__TASK OBJECTIVE__: Your task is to print all of the material verbatim.

Dataset records:
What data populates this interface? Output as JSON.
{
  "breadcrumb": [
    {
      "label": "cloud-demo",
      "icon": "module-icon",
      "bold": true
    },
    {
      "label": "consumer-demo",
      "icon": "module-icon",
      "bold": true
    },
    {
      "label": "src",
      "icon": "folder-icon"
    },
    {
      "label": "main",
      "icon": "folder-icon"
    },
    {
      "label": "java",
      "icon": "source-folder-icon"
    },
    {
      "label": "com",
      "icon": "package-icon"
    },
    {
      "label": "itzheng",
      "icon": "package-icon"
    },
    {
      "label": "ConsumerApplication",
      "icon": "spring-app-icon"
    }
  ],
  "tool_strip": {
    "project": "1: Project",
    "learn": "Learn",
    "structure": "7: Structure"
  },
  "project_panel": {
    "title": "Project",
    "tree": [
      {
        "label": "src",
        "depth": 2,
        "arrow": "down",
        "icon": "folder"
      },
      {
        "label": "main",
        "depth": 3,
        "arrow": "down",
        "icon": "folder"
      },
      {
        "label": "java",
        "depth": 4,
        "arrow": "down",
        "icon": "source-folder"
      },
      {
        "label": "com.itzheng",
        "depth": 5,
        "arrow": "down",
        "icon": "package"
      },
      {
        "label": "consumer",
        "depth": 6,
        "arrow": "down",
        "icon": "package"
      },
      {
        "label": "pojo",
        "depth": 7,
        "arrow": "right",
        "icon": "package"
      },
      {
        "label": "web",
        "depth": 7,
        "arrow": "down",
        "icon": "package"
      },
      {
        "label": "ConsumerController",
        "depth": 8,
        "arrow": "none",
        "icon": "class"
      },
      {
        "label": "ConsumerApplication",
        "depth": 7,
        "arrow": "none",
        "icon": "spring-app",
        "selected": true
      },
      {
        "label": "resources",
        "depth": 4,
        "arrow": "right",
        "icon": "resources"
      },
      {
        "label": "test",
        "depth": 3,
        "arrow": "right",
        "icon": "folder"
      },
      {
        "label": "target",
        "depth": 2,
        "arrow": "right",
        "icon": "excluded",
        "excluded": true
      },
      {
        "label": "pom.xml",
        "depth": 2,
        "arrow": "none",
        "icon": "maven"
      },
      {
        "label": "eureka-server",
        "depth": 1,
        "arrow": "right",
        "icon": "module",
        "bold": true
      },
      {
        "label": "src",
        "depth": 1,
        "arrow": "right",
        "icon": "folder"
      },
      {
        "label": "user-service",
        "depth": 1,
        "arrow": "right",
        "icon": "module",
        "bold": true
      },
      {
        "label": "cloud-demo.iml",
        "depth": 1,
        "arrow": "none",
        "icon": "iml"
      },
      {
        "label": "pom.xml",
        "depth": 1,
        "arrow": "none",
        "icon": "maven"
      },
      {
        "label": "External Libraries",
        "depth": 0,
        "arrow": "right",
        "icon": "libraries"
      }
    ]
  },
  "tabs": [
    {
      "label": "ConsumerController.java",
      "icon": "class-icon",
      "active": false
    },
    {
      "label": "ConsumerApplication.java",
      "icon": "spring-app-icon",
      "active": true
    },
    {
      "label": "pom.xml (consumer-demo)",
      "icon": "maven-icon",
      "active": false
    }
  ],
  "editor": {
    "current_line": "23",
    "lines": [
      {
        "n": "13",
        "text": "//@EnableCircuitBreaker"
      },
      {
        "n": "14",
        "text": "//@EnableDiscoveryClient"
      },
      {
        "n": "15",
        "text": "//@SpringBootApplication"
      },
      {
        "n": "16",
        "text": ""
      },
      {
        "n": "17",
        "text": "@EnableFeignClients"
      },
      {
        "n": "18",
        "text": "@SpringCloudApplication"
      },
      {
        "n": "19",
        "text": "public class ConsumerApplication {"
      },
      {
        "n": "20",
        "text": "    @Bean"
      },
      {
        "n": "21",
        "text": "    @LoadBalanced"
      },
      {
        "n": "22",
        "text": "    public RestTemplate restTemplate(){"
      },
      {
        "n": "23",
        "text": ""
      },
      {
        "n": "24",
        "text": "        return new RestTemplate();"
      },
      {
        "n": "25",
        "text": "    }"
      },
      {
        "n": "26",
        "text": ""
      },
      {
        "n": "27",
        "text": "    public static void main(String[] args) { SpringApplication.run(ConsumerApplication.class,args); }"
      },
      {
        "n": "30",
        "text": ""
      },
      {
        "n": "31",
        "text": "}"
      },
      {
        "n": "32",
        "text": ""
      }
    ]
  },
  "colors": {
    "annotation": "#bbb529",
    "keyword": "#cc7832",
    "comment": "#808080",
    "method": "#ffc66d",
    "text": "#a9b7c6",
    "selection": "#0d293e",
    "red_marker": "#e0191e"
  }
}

__ANSWER TO THE PROBLEM__:
What data populates this interface? Output as JSON.
{
  "breadcrumb": [
    {
      "label": "cloud-demo",
      "icon": "module-icon",
      "bold": true
    },
    {
      "label": "consumer-demo",
      "icon": "module-icon",
      "bold": true
    },
    {
      "label": "src",
      "icon": "folder-icon"
    },
    {
      "label": "main",
      "icon": "folder-icon"
    },
    {
      "label": "java",
      "icon": "source-folder-icon"
    },
    {
      "label": "com",
      "icon": "package-icon"
    },
    {
      "label": "itzheng",
      "icon": "package-icon"
    },
    {
      "label": "ConsumerApplication",
      "icon": "spring-app-icon"
    }
  ],
  "tool_strip": {
    "project": "1: Project",
    "learn": "Learn",
    "structure": "7: Structure"
  },
  "project_panel": {
    "title": "Project",
    "tree": [
      {
        "label": "src",
        "depth": 2,
        "arrow": "down",
        "icon": "folder"
      },
      {
        "label": "main",
        "depth": 3,
        "arrow": "down",
        "icon": "folder"
      },
      {
        "label": "java",
        "depth": 4,
        "arrow": "down",
        "icon": "source-folder"
      },
      {
        "label": "com.itzheng",
        "depth": 5,
        "arrow": "down",
        "icon": "package"
      },
      {
        "label": "consumer",
        "depth": 6,
        "arrow": "down",
        "icon": "package"
      },
      {
        "label": "pojo",
        "depth": 7,
        "arrow": "right",
        "icon": "package"
      },
      {
        "label": "web",
        "depth": 7,
        "arrow": "down",
        "icon": "package"
      },
      {
        "label": "ConsumerController",
        "depth": 8,
        "arrow": "none",
        "icon": "class"
      },
      {
        "label": "ConsumerApplication",
        "depth": 7,
        "arrow": "none",
        "icon": "spring-app",
        "selected": true
      },
      {
        "label": "resources",
        "depth": 4,
        "arrow": "right",
        "icon": "resources"
      },
      {
        "label": "test",
        "depth": 3,
        "arrow": "right",
        "icon": "folder"
      },
      {
        "label": "target",
        "depth": 2,
        "arrow": "right",
        "icon": "excluded",
        "excluded": true
      },
      {
        "label": "pom.xml",
        "depth": 2,
        "arrow": "none",
        "icon": "maven"
      },
      {
        "label": "eureka-server",
        "depth": 1,
        "arrow": "right",
        "icon": "module",
        "bold": true
      },
      {
        "label": "src",
        "depth": 1,
        "arrow": "right",
        "icon": "folder"
      },
      {
        "label": "user-service",
        "depth": 1,
        "arrow": "right",
        "icon": "module",
        "bold": true
      },
      {
        "label": "cloud-demo.iml",
        "depth": 1,
        "arrow": "none",
        "icon": "iml"
      },
      {
        "label": "pom.xml",
        "depth": 1,
        "arrow": "none",
        "icon": "maven"
      },
      {
        "label": "External Libraries",
        "depth": 0,
        "arrow": "right",
        "icon": "libraries"
      }
    ]
  },
  "tabs": [
    {
      "label": "ConsumerController.java",
      "icon": "class-icon",
      "active": false
    },
    {
      "label": "ConsumerApplication.java",
      "icon": "spring-app-icon",
      "active": true
    },
    {
      "label": "pom.xml (consumer-demo)",
      "icon": "maven-icon",
      "active": false
    }
  ],
  "editor": {
    "current_line": "23",
    "lines": [
      {
        "n": "13",
        "text": "//@EnableCircuitBreaker"
      },
      {
        "n": "14",
        "text": "//@EnableDiscoveryClient"
      },
      {
        "n": "15",
        "text": "//@SpringBootApplication"
      },
      {
        "n": "16",
        "text": ""
      },
      {
        "n": "17",
        "text": "@EnableFeignClients"
      },
      {
        "n": "18",
        "text": "@SpringCloudApplication"
      },
      {
        "n": "19",
        "text": "public class ConsumerApplication {"
      },
      {
        "n": "20",
        "text": "    @Bean"
      },
      {
        "n": "21",
        "text": "    @LoadBalanced"
      },
      {
        "n": "22",
        "text": "    public RestTemplate restTemplate(){"
      },
      {
        "n": "23",
        "text": ""
      },
      {
        "n": "24",
        "text": "        return new RestTemplate();"
      },
      {
        "n": "25",
        "text": "    }"
      },
      {
        "n": "26",
        "text": ""
      },
      {
        "n": "27",
        "text": "    public static void main(String[] args) { SpringApplication.run(ConsumerApplication.class,args); }"
      },
      {
        "n": "30",
        "text": ""
      },
      {
        "n": "31",
        "text": "}"
      },
      {
        "n": "32",
        "text": ""
      }
    ]
  },
  "colors": {
    "annotation": "#bbb529",
    "keyword": "#cc7832",
    "comment": "#808080",
    "method": "#ffc66d",
    "text": "#a9b7c6",
    "selection": "#0d293e",
    "red_marker": "#e0191e"
  }
}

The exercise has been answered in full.